_Provided records_:
━━━━━━━━

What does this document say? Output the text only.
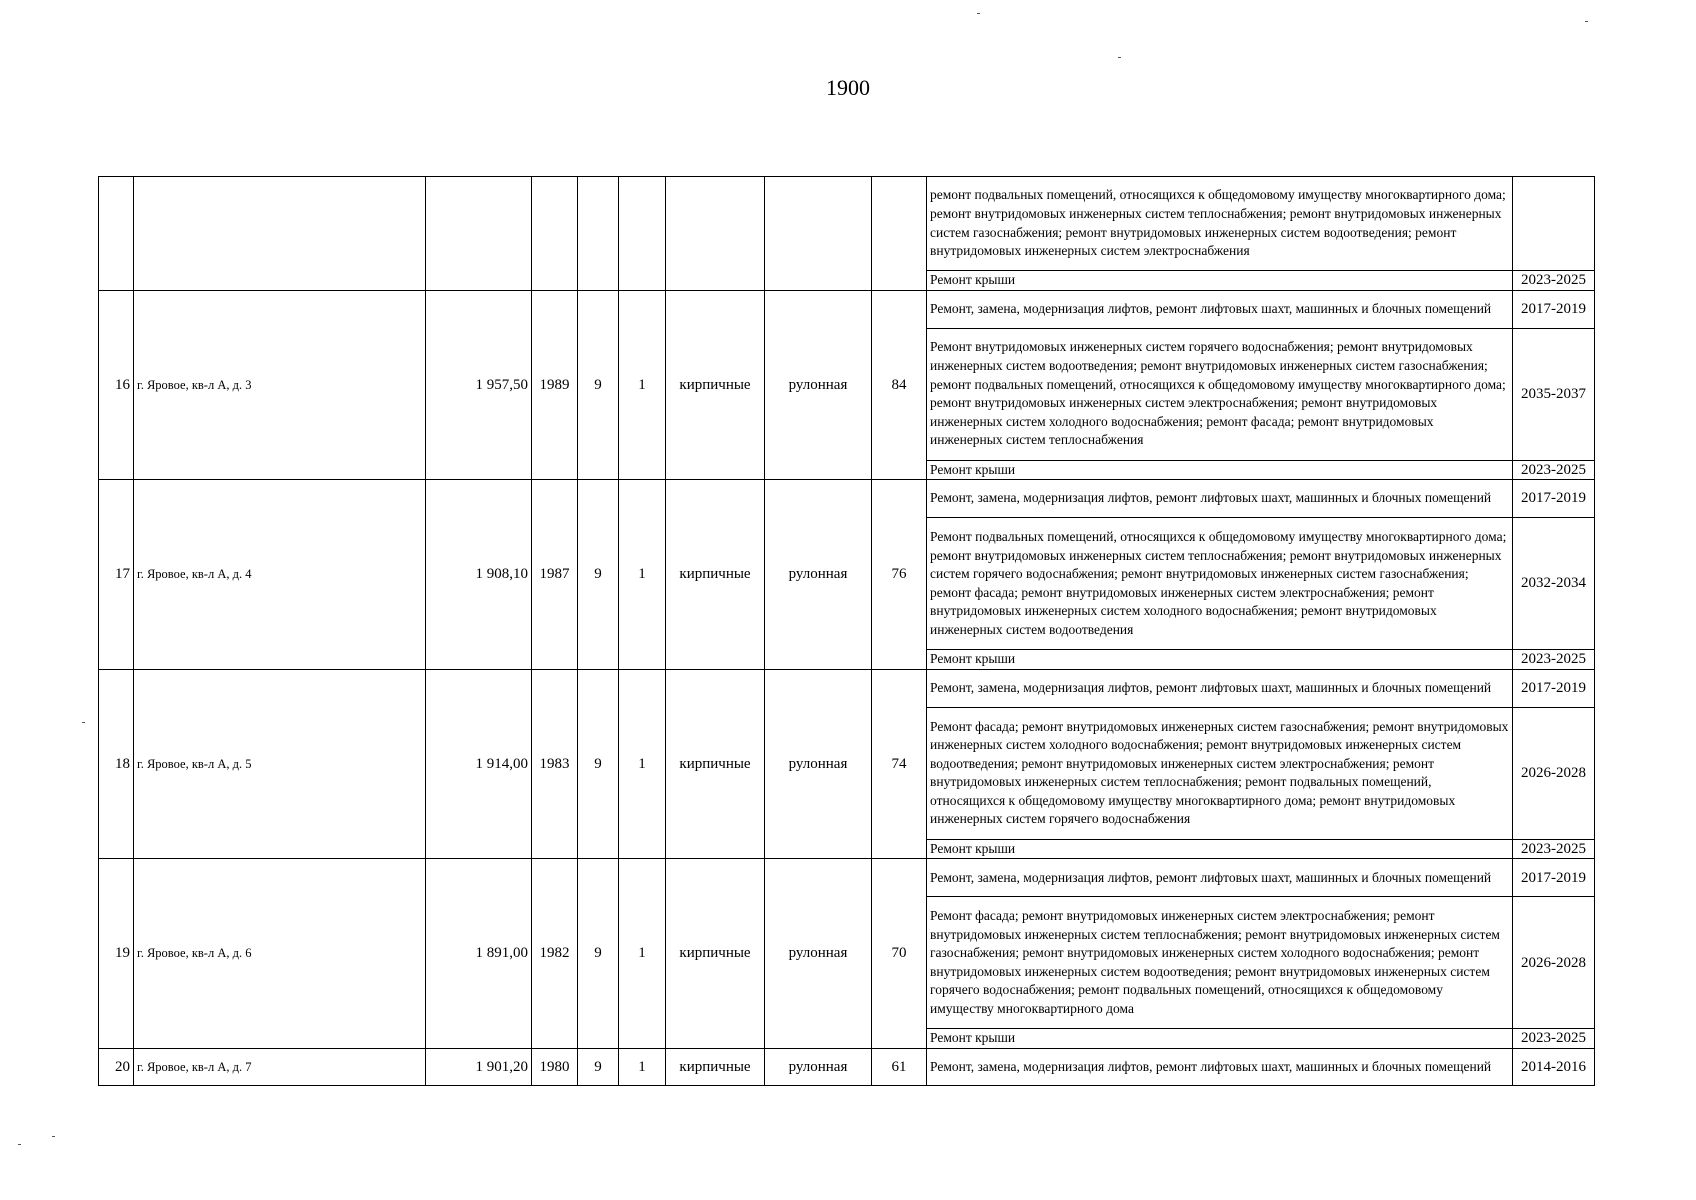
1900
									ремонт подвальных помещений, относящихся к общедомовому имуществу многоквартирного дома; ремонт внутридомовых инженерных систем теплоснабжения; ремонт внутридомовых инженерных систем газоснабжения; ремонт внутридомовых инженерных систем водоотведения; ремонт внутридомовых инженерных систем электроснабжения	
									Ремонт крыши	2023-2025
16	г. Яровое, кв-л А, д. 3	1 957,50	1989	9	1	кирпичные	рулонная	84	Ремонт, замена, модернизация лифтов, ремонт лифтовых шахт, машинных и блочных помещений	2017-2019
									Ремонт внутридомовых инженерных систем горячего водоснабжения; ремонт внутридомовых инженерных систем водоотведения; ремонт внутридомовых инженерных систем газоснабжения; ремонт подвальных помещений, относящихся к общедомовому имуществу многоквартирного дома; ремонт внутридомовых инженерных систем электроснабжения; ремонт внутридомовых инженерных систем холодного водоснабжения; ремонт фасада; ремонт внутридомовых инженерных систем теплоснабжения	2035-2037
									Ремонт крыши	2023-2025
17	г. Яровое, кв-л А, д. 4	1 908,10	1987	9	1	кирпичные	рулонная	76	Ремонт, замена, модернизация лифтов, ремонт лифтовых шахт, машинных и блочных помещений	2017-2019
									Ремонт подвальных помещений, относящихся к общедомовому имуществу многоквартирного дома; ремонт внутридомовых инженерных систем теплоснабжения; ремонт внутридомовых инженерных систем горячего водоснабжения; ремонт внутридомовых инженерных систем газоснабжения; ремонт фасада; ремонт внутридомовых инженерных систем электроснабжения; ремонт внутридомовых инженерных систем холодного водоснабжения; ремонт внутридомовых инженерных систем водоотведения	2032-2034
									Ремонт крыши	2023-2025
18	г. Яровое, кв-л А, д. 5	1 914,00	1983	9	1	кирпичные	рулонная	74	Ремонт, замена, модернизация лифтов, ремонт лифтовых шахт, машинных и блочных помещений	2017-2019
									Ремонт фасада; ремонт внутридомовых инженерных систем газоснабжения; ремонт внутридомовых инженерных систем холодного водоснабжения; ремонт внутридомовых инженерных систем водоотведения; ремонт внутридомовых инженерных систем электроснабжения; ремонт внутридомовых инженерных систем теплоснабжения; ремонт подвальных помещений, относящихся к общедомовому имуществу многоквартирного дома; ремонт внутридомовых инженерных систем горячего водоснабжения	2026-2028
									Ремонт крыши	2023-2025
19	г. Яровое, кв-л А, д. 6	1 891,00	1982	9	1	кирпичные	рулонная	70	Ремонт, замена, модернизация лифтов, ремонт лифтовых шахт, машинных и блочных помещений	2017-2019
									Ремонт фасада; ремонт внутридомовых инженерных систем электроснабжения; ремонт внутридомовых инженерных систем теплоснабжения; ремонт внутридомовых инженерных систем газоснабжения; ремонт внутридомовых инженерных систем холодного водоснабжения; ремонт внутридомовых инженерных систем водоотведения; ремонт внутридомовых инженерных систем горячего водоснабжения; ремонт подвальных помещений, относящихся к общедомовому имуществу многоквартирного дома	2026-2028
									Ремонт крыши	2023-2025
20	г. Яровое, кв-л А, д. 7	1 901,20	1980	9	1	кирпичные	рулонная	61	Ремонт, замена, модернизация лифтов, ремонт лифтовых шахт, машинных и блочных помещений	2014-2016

━━━━━━━━

_Work instructions_: Your task is to return the entries above exactly, with no pictures.

_Response below_:
What does this document say? Output the text only.
1900
									ремонт подвальных помещений, относящихся к общедомовому имуществу многоквартирного дома; ремонт внутридомовых инженерных систем теплоснабжения; ремонт внутридомовых инженерных систем газоснабжения; ремонт внутридомовых инженерных систем водоотведения; ремонт внутридомовых инженерных систем электроснабжения	
									Ремонт крыши	2023-2025
16	г. Яровое, кв-л А, д. 3	1 957,50	1989	9	1	кирпичные	рулонная	84	Ремонт, замена, модернизация лифтов, ремонт лифтовых шахт, машинных и блочных помещений	2017-2019
									Ремонт внутридомовых инженерных систем горячего водоснабжения; ремонт внутридомовых инженерных систем водоотведения; ремонт внутридомовых инженерных систем газоснабжения; ремонт подвальных помещений, относящихся к общедомовому имуществу многоквартирного дома; ремонт внутридомовых инженерных систем электроснабжения; ремонт внутридомовых инженерных систем холодного водоснабжения; ремонт фасада; ремонт внутридомовых инженерных систем теплоснабжения	2035-2037
									Ремонт крыши	2023-2025
17	г. Яровое, кв-л А, д. 4	1 908,10	1987	9	1	кирпичные	рулонная	76	Ремонт, замена, модернизация лифтов, ремонт лифтовых шахт, машинных и блочных помещений	2017-2019
									Ремонт подвальных помещений, относящихся к общедомовому имуществу многоквартирного дома; ремонт внутридомовых инженерных систем теплоснабжения; ремонт внутридомовых инженерных систем горячего водоснабжения; ремонт внутридомовых инженерных систем газоснабжения; ремонт фасада; ремонт внутридомовых инженерных систем электроснабжения; ремонт внутридомовых инженерных систем холодного водоснабжения; ремонт внутридомовых инженерных систем водоотведения	2032-2034
									Ремонт крыши	2023-2025
18	г. Яровое, кв-л А, д. 5	1 914,00	1983	9	1	кирпичные	рулонная	74	Ремонт, замена, модернизация лифтов, ремонт лифтовых шахт, машинных и блочных помещений	2017-2019
									Ремонт фасада; ремонт внутридомовых инженерных систем газоснабжения; ремонт внутридомовых инженерных систем холодного водоснабжения; ремонт внутридомовых инженерных систем водоотведения; ремонт внутридомовых инженерных систем электроснабжения; ремонт внутридомовых инженерных систем теплоснабжения; ремонт подвальных помещений, относящихся к общедомовому имуществу многоквартирного дома; ремонт внутридомовых инженерных систем горячего водоснабжения	2026-2028
									Ремонт крыши	2023-2025
19	г. Яровое, кв-л А, д. 6	1 891,00	1982	9	1	кирпичные	рулонная	70	Ремонт, замена, модернизация лифтов, ремонт лифтовых шахт, машинных и блочных помещений	2017-2019
									Ремонт фасада; ремонт внутридомовых инженерных систем электроснабжения; ремонт внутридомовых инженерных систем теплоснабжения; ремонт внутридомовых инженерных систем газоснабжения; ремонт внутридомовых инженерных систем холодного водоснабжения; ремонт внутридомовых инженерных систем водоотведения; ремонт внутридомовых инженерных систем горячего водоснабжения; ремонт подвальных помещений, относящихся к общедомовому имуществу многоквартирного дома	2026-2028
									Ремонт крыши	2023-2025
20	г. Яровое, кв-л А, д. 7	1 901,20	1980	9	1	кирпичные	рулонная	61	Ремонт, замена, модернизация лифтов, ремонт лифтовых шахт, машинных и блочных помещений	2014-2016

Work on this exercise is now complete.